(Extracted data entries)
+ + +

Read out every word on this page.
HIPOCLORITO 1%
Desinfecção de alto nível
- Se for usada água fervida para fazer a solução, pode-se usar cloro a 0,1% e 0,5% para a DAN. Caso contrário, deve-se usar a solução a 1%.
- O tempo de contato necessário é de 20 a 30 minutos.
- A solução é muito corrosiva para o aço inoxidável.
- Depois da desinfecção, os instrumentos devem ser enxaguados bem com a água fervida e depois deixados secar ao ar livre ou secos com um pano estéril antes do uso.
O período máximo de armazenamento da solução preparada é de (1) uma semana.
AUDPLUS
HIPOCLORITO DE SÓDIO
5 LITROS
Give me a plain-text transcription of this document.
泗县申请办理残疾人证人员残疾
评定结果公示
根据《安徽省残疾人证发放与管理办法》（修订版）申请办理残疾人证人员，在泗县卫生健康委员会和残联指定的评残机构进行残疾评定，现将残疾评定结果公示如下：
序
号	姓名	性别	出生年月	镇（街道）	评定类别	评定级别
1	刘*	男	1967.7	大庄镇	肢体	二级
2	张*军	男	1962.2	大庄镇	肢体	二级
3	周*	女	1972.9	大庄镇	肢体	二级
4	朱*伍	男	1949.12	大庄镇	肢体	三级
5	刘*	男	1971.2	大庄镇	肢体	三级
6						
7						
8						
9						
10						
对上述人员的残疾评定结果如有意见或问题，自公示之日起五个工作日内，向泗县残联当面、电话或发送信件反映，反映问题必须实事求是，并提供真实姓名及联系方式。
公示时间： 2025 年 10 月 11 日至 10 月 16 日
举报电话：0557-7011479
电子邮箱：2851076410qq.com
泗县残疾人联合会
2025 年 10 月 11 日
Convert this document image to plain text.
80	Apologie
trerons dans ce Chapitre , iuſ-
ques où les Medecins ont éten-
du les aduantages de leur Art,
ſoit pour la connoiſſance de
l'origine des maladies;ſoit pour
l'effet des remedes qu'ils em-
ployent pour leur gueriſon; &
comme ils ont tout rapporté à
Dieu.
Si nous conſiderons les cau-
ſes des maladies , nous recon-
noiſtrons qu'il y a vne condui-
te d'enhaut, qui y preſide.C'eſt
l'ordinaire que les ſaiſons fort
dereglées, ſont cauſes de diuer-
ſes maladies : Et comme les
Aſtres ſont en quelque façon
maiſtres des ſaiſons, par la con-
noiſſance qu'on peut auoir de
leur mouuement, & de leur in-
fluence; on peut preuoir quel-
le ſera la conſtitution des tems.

+ + +

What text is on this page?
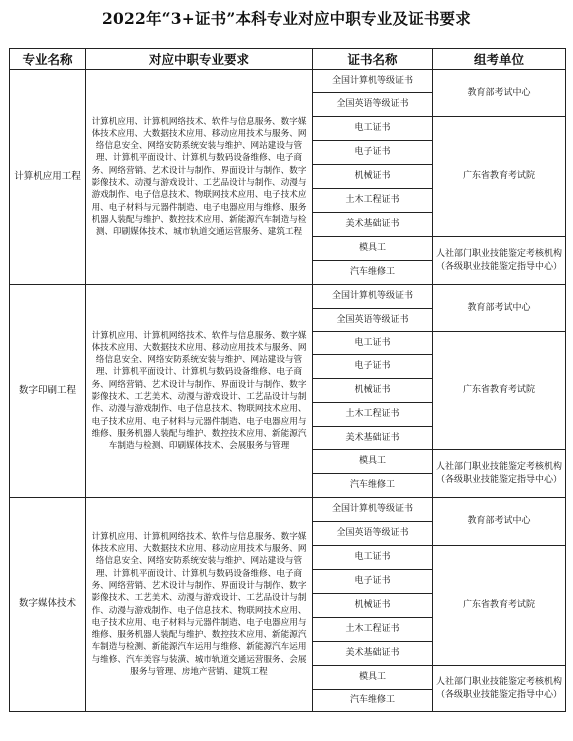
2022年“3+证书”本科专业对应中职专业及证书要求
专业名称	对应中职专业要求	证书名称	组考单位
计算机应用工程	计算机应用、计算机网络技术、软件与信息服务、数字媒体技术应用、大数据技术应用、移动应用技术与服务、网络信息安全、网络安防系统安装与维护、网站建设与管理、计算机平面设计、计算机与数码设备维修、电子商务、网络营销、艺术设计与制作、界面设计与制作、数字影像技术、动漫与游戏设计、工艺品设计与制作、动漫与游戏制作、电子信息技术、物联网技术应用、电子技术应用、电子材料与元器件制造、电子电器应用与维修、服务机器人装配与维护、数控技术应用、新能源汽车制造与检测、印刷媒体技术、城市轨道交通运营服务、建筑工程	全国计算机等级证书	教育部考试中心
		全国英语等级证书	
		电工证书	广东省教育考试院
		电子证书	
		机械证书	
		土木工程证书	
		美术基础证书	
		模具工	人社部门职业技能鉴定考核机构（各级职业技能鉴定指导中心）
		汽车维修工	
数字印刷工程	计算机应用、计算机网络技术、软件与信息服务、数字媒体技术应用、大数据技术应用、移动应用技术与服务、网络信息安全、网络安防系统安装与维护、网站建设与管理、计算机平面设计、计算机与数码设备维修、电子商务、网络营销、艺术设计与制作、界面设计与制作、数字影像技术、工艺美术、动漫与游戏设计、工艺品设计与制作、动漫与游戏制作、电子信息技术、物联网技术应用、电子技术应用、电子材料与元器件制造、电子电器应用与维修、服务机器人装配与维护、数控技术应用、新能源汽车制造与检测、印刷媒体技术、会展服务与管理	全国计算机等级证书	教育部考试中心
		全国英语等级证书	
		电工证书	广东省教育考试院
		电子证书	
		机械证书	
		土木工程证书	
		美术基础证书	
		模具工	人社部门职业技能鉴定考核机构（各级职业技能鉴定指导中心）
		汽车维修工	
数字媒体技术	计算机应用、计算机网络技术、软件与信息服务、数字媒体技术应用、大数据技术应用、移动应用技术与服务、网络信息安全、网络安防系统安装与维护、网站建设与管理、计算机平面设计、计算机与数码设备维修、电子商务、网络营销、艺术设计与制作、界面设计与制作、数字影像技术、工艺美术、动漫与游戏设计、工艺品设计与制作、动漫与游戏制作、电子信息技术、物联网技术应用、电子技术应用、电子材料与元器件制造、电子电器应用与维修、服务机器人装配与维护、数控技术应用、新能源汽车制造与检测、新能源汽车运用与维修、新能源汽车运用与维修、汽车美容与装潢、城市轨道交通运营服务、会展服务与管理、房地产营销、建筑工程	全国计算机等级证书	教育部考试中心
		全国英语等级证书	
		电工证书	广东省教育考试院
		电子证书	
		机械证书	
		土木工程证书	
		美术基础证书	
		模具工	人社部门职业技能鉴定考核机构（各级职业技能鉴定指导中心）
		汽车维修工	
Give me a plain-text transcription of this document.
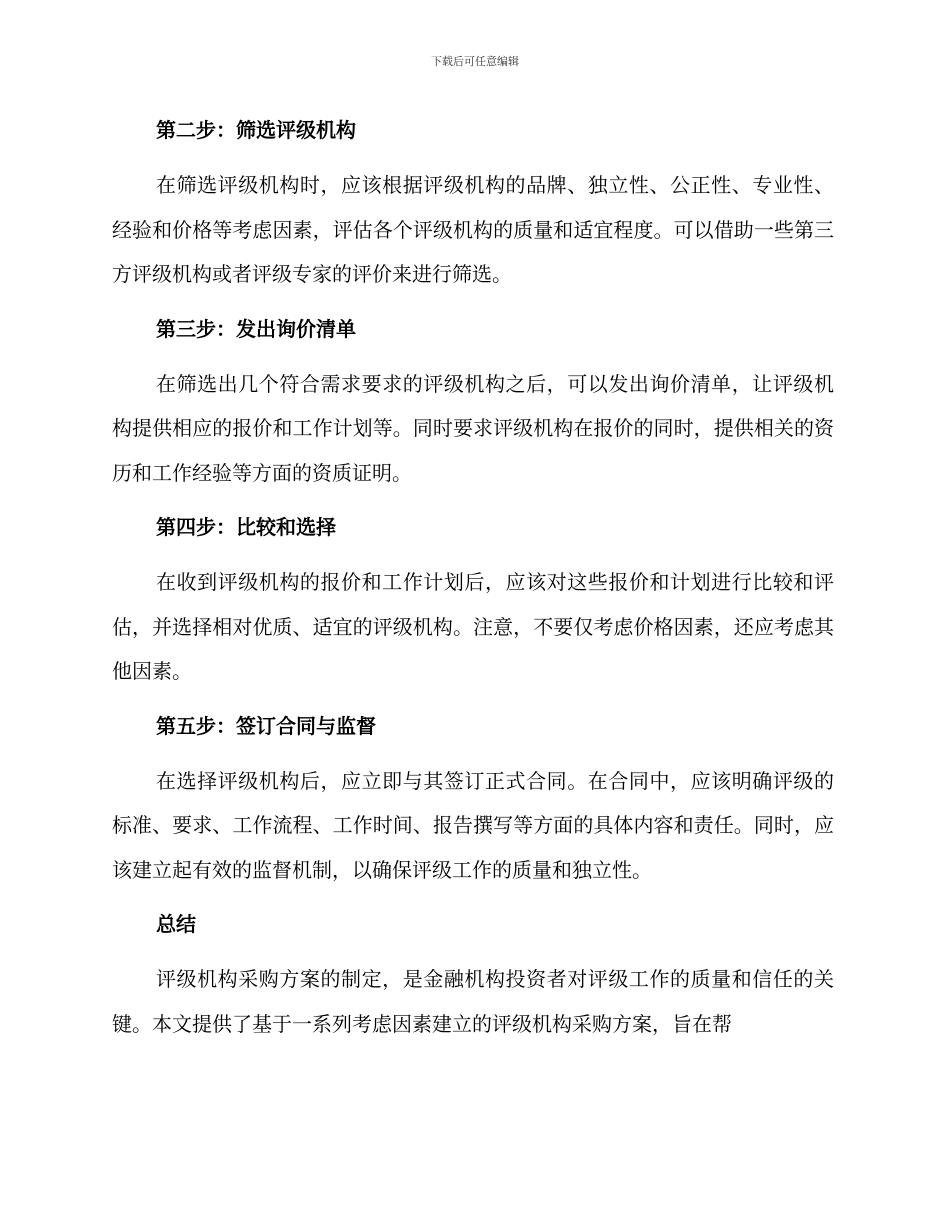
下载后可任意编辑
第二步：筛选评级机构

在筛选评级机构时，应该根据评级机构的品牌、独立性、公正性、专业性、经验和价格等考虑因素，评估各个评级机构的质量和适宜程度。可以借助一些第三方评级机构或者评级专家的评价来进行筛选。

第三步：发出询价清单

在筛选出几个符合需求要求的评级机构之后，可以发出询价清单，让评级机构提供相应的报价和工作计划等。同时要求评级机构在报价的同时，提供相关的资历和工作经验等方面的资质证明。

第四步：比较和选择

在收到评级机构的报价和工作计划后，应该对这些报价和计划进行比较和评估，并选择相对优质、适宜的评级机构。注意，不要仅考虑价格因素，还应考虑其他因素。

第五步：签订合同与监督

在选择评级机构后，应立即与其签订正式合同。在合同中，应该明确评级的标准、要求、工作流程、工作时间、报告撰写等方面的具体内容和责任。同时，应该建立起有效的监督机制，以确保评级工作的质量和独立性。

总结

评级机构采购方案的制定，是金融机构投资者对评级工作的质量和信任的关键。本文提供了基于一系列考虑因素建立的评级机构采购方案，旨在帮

+ + +

For the listing above, identify each line bearing "maladies".

▶ Answer below:
l'origine des maladies;ſoit pour
ſes des maladies , nous recon-
ſes maladies : Et comme les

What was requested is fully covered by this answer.